[[ TEXT FOR ANALYSIS open ]]

Does having a history of sexual coercion make teens less likely to look after their sexual health? Quite the opposite.

Lucia F. O'Sullivan, Ph.D.

It is incredible to realize that despite decades of efforts to reduce rates of sexual coercion—there has been no change in rates at all. 

Drs. Lucia O’Sullivan, Sandra Byers, Lori Brotto, and Jo Ann Majerovich examined whether adolescents who had a history of sexual coercion were less likely to look after their sexual health—that is, was access to and use of sexual health care services lower for those teens with a history of sexual coercion compared to those with no such history?

They found that 30% of participants (somewhat more female than male) had experienced an incident of sexual coercion since the age of 14.

Surprisingly, those with a history of coercion reported more sexual health-related visits than did those without.  There were no differences between the two groups in difficulty accessing care, perceived quality of care, or rates of unmet health needs.

Those who reported a history of sexual coercion had over 8 times the odds of having a sexual health-focused visit if they had had a routine checkup in the previous year.

What this means is that teens with a coercion history who are visiting their health care provider for any reason are more likely to have their sexual health needs met.  Probably health care providers are using the routine visit as an opportunity to inquire about sexual matters or these teens have more trust in their provider or the health care system—enough to bring up important matters.

[[ TEXT FOR ANALYSIS closed ]]
[[ DATA TO EXAMINE open ]]

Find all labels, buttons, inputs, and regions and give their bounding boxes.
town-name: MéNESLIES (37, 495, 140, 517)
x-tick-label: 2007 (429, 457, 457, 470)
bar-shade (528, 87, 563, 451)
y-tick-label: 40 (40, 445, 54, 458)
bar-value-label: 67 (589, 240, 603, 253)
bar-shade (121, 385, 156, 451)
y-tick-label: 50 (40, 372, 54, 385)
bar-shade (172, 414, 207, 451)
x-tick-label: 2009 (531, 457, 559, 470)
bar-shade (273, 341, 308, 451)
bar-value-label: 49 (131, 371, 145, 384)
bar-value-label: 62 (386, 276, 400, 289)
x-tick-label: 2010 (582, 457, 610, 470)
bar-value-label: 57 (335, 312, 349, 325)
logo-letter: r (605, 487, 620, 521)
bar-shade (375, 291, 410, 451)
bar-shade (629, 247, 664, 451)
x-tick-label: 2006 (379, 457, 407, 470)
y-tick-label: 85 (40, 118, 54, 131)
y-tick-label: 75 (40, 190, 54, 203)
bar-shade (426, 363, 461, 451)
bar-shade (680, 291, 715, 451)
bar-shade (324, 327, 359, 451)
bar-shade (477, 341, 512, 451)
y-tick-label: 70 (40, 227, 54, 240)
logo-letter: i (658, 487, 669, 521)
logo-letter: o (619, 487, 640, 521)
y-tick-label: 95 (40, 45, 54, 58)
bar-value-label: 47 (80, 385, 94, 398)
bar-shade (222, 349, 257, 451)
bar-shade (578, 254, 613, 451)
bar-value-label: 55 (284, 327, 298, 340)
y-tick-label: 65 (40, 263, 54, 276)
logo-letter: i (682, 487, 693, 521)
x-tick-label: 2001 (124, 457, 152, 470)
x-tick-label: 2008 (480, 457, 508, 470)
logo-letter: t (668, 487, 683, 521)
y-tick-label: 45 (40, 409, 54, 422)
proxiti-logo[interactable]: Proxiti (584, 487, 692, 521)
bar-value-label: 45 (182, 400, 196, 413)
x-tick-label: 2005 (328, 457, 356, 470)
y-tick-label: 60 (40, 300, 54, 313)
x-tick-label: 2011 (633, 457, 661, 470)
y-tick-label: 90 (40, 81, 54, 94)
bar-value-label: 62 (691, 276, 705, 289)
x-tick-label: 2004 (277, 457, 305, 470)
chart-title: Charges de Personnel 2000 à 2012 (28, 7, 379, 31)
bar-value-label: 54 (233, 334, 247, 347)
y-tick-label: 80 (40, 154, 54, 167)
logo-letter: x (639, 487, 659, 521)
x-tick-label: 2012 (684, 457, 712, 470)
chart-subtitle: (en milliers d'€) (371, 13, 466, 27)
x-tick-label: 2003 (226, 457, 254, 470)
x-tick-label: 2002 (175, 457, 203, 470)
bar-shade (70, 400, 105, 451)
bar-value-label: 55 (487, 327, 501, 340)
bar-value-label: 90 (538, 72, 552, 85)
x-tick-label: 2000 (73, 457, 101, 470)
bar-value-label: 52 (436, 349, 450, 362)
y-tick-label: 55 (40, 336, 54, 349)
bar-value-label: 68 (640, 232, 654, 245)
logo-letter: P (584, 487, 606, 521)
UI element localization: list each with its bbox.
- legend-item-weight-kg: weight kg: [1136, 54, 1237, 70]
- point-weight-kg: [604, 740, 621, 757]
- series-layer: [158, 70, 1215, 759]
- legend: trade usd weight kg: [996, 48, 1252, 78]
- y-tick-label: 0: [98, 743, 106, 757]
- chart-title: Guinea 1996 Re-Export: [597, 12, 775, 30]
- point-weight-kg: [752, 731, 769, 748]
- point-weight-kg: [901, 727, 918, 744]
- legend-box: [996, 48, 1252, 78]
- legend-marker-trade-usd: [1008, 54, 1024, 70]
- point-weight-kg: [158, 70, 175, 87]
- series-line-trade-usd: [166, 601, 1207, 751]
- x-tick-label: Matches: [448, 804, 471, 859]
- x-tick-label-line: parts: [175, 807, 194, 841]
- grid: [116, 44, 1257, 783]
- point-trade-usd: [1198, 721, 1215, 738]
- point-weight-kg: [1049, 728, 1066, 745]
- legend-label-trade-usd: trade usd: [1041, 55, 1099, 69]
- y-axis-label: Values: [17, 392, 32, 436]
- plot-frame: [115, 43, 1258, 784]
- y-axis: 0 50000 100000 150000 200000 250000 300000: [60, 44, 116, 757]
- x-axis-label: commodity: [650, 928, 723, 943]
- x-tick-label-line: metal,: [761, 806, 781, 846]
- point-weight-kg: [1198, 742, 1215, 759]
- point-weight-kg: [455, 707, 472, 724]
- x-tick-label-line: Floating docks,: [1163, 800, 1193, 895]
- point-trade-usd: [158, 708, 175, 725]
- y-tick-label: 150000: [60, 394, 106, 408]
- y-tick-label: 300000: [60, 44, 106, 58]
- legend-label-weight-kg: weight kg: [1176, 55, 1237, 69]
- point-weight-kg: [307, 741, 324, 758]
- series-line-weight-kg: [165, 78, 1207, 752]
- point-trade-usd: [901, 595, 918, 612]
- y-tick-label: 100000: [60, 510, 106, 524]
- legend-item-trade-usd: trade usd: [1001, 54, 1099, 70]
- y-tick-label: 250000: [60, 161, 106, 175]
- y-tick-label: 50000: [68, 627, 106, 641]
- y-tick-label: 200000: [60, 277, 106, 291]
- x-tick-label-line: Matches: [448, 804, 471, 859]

[[ DATA TO EXAMINE closed ]]

According to the article on sexual coercion and teens' sexual health, what share of participants had experienced an incident of sexual coercion since the age of 14?

30% of participants, somewhat more female than male.